start Exercise input

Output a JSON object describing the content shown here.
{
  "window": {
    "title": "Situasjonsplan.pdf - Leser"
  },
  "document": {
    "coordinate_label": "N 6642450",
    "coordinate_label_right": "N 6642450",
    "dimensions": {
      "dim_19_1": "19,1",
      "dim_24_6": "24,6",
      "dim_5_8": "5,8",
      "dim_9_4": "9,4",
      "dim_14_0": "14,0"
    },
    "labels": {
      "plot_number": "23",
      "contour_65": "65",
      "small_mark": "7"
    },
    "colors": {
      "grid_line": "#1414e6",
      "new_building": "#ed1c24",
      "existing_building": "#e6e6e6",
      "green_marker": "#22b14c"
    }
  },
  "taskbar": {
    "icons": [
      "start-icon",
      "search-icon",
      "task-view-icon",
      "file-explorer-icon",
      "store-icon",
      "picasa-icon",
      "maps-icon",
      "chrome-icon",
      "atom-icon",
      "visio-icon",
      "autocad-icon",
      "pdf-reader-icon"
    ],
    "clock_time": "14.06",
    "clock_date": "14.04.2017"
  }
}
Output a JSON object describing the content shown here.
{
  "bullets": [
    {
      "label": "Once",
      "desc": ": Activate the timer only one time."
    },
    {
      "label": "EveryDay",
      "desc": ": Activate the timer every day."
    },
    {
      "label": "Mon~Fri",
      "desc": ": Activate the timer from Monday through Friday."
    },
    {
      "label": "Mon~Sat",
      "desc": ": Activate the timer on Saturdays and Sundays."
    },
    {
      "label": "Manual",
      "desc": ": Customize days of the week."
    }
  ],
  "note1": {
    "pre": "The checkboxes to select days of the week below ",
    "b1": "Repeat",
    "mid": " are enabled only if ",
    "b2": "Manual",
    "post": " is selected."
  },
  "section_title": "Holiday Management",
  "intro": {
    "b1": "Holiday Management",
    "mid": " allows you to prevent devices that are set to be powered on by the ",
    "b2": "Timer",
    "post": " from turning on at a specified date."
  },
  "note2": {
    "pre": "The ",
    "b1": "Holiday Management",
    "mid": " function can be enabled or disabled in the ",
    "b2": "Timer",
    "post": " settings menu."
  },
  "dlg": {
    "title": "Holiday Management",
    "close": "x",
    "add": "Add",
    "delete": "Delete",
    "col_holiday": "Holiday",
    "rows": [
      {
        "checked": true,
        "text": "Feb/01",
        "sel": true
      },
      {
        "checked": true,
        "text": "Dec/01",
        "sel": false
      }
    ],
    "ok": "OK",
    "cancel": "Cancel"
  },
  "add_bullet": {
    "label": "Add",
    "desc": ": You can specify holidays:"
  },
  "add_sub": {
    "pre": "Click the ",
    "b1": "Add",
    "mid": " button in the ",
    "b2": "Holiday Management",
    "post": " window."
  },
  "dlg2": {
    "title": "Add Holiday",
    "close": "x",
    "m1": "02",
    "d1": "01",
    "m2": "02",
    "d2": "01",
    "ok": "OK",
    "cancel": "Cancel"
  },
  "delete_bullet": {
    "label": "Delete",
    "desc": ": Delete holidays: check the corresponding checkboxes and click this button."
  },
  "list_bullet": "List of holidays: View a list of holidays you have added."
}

end Exercise input

Aim of the task:
Reproduce the data, keeping every line exactly the same.

Exercise solution:
Output a JSON object describing the content shown here.
{
  "window": {
    "title": "Situasjonsplan.pdf - Leser"
  },
  "document": {
    "coordinate_label": "N 6642450",
    "coordinate_label_right": "N 6642450",
    "dimensions": {
      "dim_19_1": "19,1",
      "dim_24_6": "24,6",
      "dim_5_8": "5,8",
      "dim_9_4": "9,4",
      "dim_14_0": "14,0"
    },
    "labels": {
      "plot_number": "23",
      "contour_65": "65",
      "small_mark": "7"
    },
    "colors": {
      "grid_line": "#1414e6",
      "new_building": "#ed1c24",
      "existing_building": "#e6e6e6",
      "green_marker": "#22b14c"
    }
  },
  "taskbar": {
    "icons": [
      "start-icon",
      "search-icon",
      "task-view-icon",
      "file-explorer-icon",
      "store-icon",
      "picasa-icon",
      "maps-icon",
      "chrome-icon",
      "atom-icon",
      "visio-icon",
      "autocad-icon",
      "pdf-reader-icon"
    ],
    "clock_time": "14.06",
    "clock_date": "14.04.2017"
  }
}
Output a JSON object describing the content shown here.
{
  "bullets": [
    {
      "label": "Once",
      "desc": ": Activate the timer only one time."
    },
    {
      "label": "EveryDay",
      "desc": ": Activate the timer every day."
    },
    {
      "label": "Mon~Fri",
      "desc": ": Activate the timer from Monday through Friday."
    },
    {
      "label": "Mon~Sat",
      "desc": ": Activate the timer on Saturdays and Sundays."
    },
    {
      "label": "Manual",
      "desc": ": Customize days of the week."
    }
  ],
  "note1": {
    "pre": "The checkboxes to select days of the week below ",
    "b1": "Repeat",
    "mid": " are enabled only if ",
    "b2": "Manual",
    "post": " is selected."
  },
  "section_title": "Holiday Management",
  "intro": {
    "b1": "Holiday Management",
    "mid": " allows you to prevent devices that are set to be powered on by the ",
    "b2": "Timer",
    "post": " from turning on at a specified date."
  },
  "note2": {
    "pre": "The ",
    "b1": "Holiday Management",
    "mid": " function can be enabled or disabled in the ",
    "b2": "Timer",
    "post": " settings menu."
  },
  "dlg": {
    "title": "Holiday Management",
    "close": "x",
    "add": "Add",
    "delete": "Delete",
    "col_holiday": "Holiday",
    "rows": [
      {
        "checked": true,
        "text": "Feb/01",
        "sel": true
      },
      {
        "checked": true,
        "text": "Dec/01",
        "sel": false
      }
    ],
    "ok": "OK",
    "cancel": "Cancel"
  },
  "add_bullet": {
    "label": "Add",
    "desc": ": You can specify holidays:"
  },
  "add_sub": {
    "pre": "Click the ",
    "b1": "Add",
    "mid": " button in the ",
    "b2": "Holiday Management",
    "post": " window."
  },
  "dlg2": {
    "title": "Add Holiday",
    "close": "x",
    "m1": "02",
    "d1": "01",
    "m2": "02",
    "d2": "01",
    "ok": "OK",
    "cancel": "Cancel"
  },
  "delete_bullet": {
    "label": "Delete",
    "desc": ": Delete holidays: check the corresponding checkboxes and click this button."
  },
  "list_bullet": "List of holidays: View a list of holidays you have added."
}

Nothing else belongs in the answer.